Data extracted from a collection
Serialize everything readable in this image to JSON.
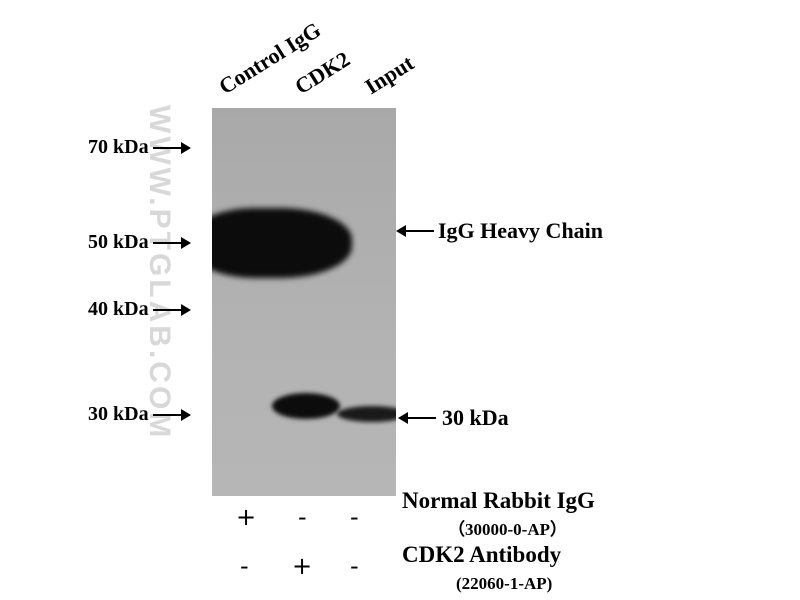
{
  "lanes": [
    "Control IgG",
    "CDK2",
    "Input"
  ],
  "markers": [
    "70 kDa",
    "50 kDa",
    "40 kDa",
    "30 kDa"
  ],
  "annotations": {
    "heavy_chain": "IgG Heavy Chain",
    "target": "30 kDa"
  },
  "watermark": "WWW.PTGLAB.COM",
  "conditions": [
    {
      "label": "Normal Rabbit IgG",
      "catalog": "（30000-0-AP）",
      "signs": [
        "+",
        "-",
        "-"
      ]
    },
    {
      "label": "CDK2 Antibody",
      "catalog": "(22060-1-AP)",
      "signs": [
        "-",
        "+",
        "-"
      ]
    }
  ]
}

## Task item
Retype all of the entries exactly as written, leaving out any images.

## Output for this exercise
Serialize everything readable in this image to JSON.
{
  "lanes": [
    "Control IgG",
    "CDK2",
    "Input"
  ],
  "markers": [
    "70 kDa",
    "50 kDa",
    "40 kDa",
    "30 kDa"
  ],
  "annotations": {
    "heavy_chain": "IgG Heavy Chain",
    "target": "30 kDa"
  },
  "watermark": "WWW.PTGLAB.COM",
  "conditions": [
    {
      "label": "Normal Rabbit IgG",
      "catalog": "（30000-0-AP）",
      "signs": [
        "+",
        "-",
        "-"
      ]
    },
    {
      "label": "CDK2 Antibody",
      "catalog": "(22060-1-AP)",
      "signs": [
        "-",
        "+",
        "-"
      ]
    }
  ]
}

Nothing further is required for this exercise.